begin EXERCISE INPUT
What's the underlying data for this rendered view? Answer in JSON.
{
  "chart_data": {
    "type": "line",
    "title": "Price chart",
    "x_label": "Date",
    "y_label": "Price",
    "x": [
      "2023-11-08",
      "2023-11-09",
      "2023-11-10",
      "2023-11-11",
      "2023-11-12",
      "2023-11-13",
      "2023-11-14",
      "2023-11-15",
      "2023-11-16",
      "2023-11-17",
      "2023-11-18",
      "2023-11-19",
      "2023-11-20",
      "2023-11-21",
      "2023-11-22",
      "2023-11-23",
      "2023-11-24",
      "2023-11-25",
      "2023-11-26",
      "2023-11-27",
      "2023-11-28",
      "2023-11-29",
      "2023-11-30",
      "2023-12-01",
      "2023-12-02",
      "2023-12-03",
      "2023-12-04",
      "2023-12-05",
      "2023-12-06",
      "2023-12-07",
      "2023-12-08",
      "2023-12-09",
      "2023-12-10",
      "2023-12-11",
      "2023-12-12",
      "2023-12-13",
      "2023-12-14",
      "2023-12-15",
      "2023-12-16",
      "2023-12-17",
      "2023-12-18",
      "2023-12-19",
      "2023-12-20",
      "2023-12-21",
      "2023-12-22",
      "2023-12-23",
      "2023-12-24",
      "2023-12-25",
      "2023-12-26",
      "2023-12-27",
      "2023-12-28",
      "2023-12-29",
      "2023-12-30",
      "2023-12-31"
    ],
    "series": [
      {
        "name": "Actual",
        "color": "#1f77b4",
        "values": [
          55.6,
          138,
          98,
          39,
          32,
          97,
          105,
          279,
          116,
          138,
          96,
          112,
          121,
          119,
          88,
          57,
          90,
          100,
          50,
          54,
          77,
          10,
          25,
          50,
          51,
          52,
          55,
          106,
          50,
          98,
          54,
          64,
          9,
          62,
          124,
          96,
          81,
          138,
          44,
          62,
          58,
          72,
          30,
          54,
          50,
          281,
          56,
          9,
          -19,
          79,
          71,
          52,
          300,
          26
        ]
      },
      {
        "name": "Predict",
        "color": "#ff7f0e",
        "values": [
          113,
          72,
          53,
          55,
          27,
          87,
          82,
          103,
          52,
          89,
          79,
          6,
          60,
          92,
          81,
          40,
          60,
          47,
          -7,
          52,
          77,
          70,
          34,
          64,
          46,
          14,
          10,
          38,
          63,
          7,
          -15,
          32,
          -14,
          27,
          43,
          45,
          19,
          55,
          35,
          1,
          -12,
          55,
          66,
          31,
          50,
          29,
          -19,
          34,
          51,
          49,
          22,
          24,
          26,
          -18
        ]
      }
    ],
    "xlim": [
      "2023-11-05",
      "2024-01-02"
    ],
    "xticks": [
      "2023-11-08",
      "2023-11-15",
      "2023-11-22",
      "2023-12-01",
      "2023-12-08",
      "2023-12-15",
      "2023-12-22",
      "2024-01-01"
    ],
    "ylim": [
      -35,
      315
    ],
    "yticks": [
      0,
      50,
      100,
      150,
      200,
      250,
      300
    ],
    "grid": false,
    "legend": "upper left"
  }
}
end EXERCISE INPUT
**EXERCISE OBJECTIVE:**
In this exercise, repeat all entries exactly.

**CORRECT OUTPUT:**
What's the underlying data for this rendered view? Answer in JSON.
{
  "chart_data": {
    "type": "line",
    "title": "Price chart",
    "x_label": "Date",
    "y_label": "Price",
    "x": [
      "2023-11-08",
      "2023-11-09",
      "2023-11-10",
      "2023-11-11",
      "2023-11-12",
      "2023-11-13",
      "2023-11-14",
      "2023-11-15",
      "2023-11-16",
      "2023-11-17",
      "2023-11-18",
      "2023-11-19",
      "2023-11-20",
      "2023-11-21",
      "2023-11-22",
      "2023-11-23",
      "2023-11-24",
      "2023-11-25",
      "2023-11-26",
      "2023-11-27",
      "2023-11-28",
      "2023-11-29",
      "2023-11-30",
      "2023-12-01",
      "2023-12-02",
      "2023-12-03",
      "2023-12-04",
      "2023-12-05",
      "2023-12-06",
      "2023-12-07",
      "2023-12-08",
      "2023-12-09",
      "2023-12-10",
      "2023-12-11",
      "2023-12-12",
      "2023-12-13",
      "2023-12-14",
      "2023-12-15",
      "2023-12-16",
      "2023-12-17",
      "2023-12-18",
      "2023-12-19",
      "2023-12-20",
      "2023-12-21",
      "2023-12-22",
      "2023-12-23",
      "2023-12-24",
      "2023-12-25",
      "2023-12-26",
      "2023-12-27",
      "2023-12-28",
      "2023-12-29",
      "2023-12-30",
      "2023-12-31"
    ],
    "series": [
      {
        "name": "Actual",
        "color": "#1f77b4",
        "values": [
          55.6,
          138,
          98,
          39,
          32,
          97,
          105,
          279,
          116,
          138,
          96,
          112,
          121,
          119,
          88,
          57,
          90,
          100,
          50,
          54,
          77,
          10,
          25,
          50,
          51,
          52,
          55,
          106,
          50,
          98,
          54,
          64,
          9,
          62,
          124,
          96,
          81,
          138,
          44,
          62,
          58,
          72,
          30,
          54,
          50,
          281,
          56,
          9,
          -19,
          79,
          71,
          52,
          300,
          26
        ]
      },
      {
        "name": "Predict",
        "color": "#ff7f0e",
        "values": [
          113,
          72,
          53,
          55,
          27,
          87,
          82,
          103,
          52,
          89,
          79,
          6,
          60,
          92,
          81,
          40,
          60,
          47,
          -7,
          52,
          77,
          70,
          34,
          64,
          46,
          14,
          10,
          38,
          63,
          7,
          -15,
          32,
          -14,
          27,
          43,
          45,
          19,
          55,
          35,
          1,
          -12,
          55,
          66,
          31,
          50,
          29,
          -19,
          34,
          51,
          49,
          22,
          24,
          26,
          -18
        ]
      }
    ],
    "xlim": [
      "2023-11-05",
      "2024-01-02"
    ],
    "xticks": [
      "2023-11-08",
      "2023-11-15",
      "2023-11-22",
      "2023-12-01",
      "2023-12-08",
      "2023-12-15",
      "2023-12-22",
      "2024-01-01"
    ],
    "ylim": [
      -35,
      315
    ],
    "yticks": [
      0,
      50,
      100,
      150,
      200,
      250,
      300
    ],
    "grid": false,
    "legend": "upper left"
  }
}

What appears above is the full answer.